Given instruction =
Pick out each line of the records that includes the string "DYNAMIQUE", and copy it.

Listed entries =
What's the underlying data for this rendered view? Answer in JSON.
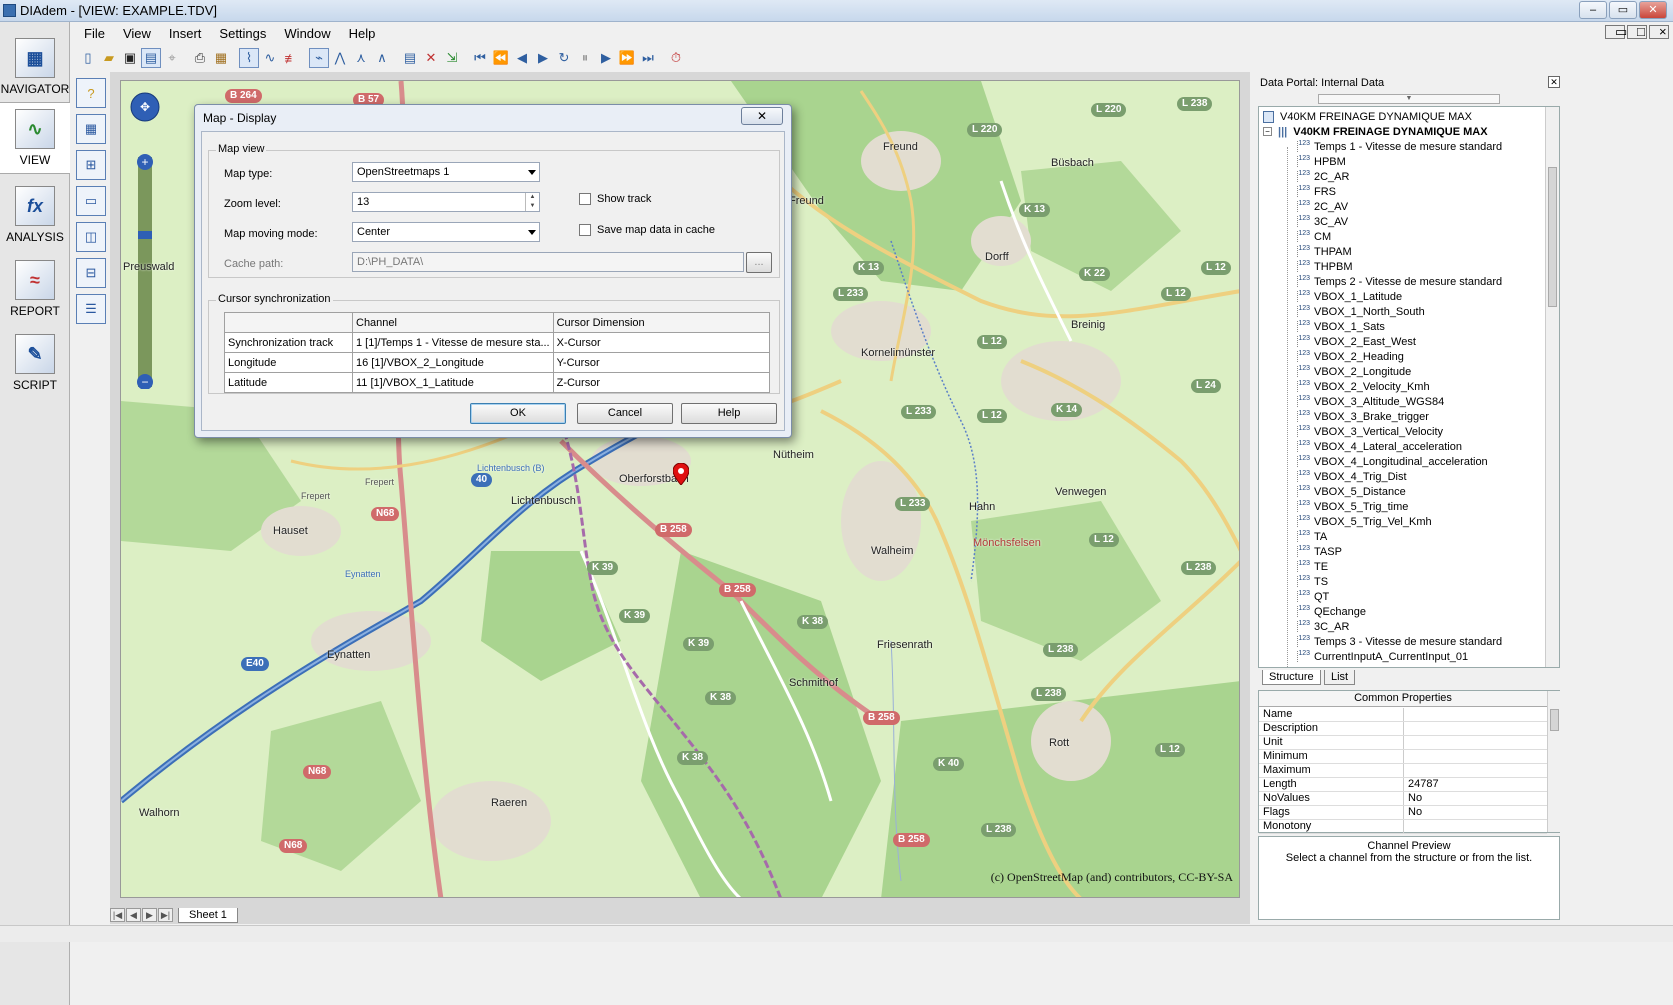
{
  "window": {
    "title": "DIAdem - [VIEW:  EXAMPLE.TDV]",
    "controls": [
      "–",
      "▭",
      "✕"
    ]
  },
  "menu": [
    "File",
    "View",
    "Insert",
    "Settings",
    "Window",
    "Help"
  ],
  "nav": [
    {
      "label": "NAVIGATOR",
      "icon": "navigator-icon"
    },
    {
      "label": "VIEW",
      "icon": "view-icon"
    },
    {
      "label": "ANALYSIS",
      "icon": "analysis-icon"
    },
    {
      "label": "REPORT",
      "icon": "report-icon"
    },
    {
      "label": "SCRIPT",
      "icon": "script-icon"
    }
  ],
  "map": {
    "copyright": "(c) OpenStreetMap (and) contributors, CC-BY-SA",
    "places": [
      "Freund",
      "Büsbach",
      "Dorff",
      "Breinig",
      "Kornelimünster",
      "Nütheim",
      "Oberforstbach",
      "Lichtenbusch",
      "Lichtenbusch (B)",
      "Hauset",
      "Eynatten",
      "Eynatten",
      "Walheim",
      "Hahn",
      "Venwegen",
      "Mönchsfelsen",
      "Friesenrath",
      "Schmithof",
      "Raeren",
      "Walhorn",
      "Rott",
      "Preuswald",
      "Freund",
      "Frepert",
      "Frepert"
    ],
    "roads": [
      "B 264",
      "B 57",
      "L 220",
      "L 238",
      "L 220",
      "K 13",
      "K 22",
      "L 12",
      "K 13",
      "L 233",
      "L 12",
      "L 12",
      "L 233",
      "L 12",
      "K 14",
      "L 24",
      "B 258",
      "L 233",
      "N68",
      "K 39",
      "K 39",
      "B 258",
      "K 38",
      "K 39",
      "L 12",
      "L 238",
      "K 38",
      "B 258",
      "L 238",
      "L 238",
      "K 40",
      "N68",
      "N68",
      "K 38",
      "E40",
      "L 12",
      "B 258",
      "L 238",
      "40"
    ]
  },
  "dialog": {
    "title": "Map - Display",
    "close": "✕",
    "map_view": "Map view",
    "map_type_label": "Map type:",
    "map_type": "OpenStreetmaps 1",
    "zoom_label": "Zoom level:",
    "zoom": "13",
    "moving_label": "Map moving mode:",
    "moving": "Center",
    "cache_label": "Cache path:",
    "cache": "D:\\PH_DATA\\",
    "cache_btn": "...",
    "show_track": "Show track",
    "save_cache": "Save map data in cache",
    "cursor_sync": "Cursor synchronization",
    "table_headers": [
      "",
      "Channel",
      "Cursor Dimension"
    ],
    "table_rows": [
      [
        "Synchronization track",
        "1  [1]/Temps  1 - Vitesse de mesure sta...",
        "X-Cursor"
      ],
      [
        "Longitude",
        "16  [1]/VBOX_2_Longitude",
        "Y-Cursor"
      ],
      [
        "Latitude",
        "11  [1]/VBOX_1_Latitude",
        "Z-Cursor"
      ]
    ],
    "ok": "OK",
    "cancel": "Cancel",
    "help": "Help"
  },
  "sheet": {
    "tab": "Sheet 1"
  },
  "portal": {
    "title": "Data Portal: Internal Data",
    "close": "✕",
    "root": "V40KM FREINAGE DYNAMIQUE MAX",
    "group": "V40KM FREINAGE DYNAMIQUE MAX",
    "channels": [
      "Temps  1 - Vitesse de mesure standard",
      "HPBM",
      "2C_AR",
      "FRS",
      "2C_AV",
      "3C_AV",
      "CM",
      "THPAM",
      "THPBM",
      "Temps  2 - Vitesse de mesure standard",
      "VBOX_1_Latitude",
      "VBOX_1_North_South",
      "VBOX_1_Sats",
      "VBOX_2_East_West",
      "VBOX_2_Heading",
      "VBOX_2_Longitude",
      "VBOX_2_Velocity_Kmh",
      "VBOX_3_Altitude_WGS84",
      "VBOX_3_Brake_trigger",
      "VBOX_3_Vertical_Velocity",
      "VBOX_4_Lateral_acceleration",
      "VBOX_4_Longitudinal_acceleration",
      "VBOX_4_Trig_Dist",
      "VBOX_5_Distance",
      "VBOX_5_Trig_time",
      "VBOX_5_Trig_Vel_Kmh",
      "TA",
      "TASP",
      "TE",
      "TS",
      "QT",
      "QEchange",
      "3C_AR",
      "Temps  3 - Vitesse de mesure standard",
      "CurrentInputA_CurrentInput_01"
    ],
    "tabs": [
      "Structure",
      "List"
    ],
    "props_title": "Common Properties",
    "props": [
      [
        "Name",
        ""
      ],
      [
        "Description",
        ""
      ],
      [
        "Unit",
        ""
      ],
      [
        "Minimum",
        ""
      ],
      [
        "Maximum",
        ""
      ],
      [
        "Length",
        "24787"
      ],
      [
        "NoValues",
        "No"
      ],
      [
        "Flags",
        "No"
      ],
      [
        "Monotony",
        ""
      ]
    ],
    "preview_title": "Channel Preview",
    "preview_text": "Select a channel from the structure or from the list."
  }
}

Correct response =
    "root": "V40KM FREINAGE DYNAMIQUE MAX",
    "group": "V40KM FREINAGE DYNAMIQUE MAX",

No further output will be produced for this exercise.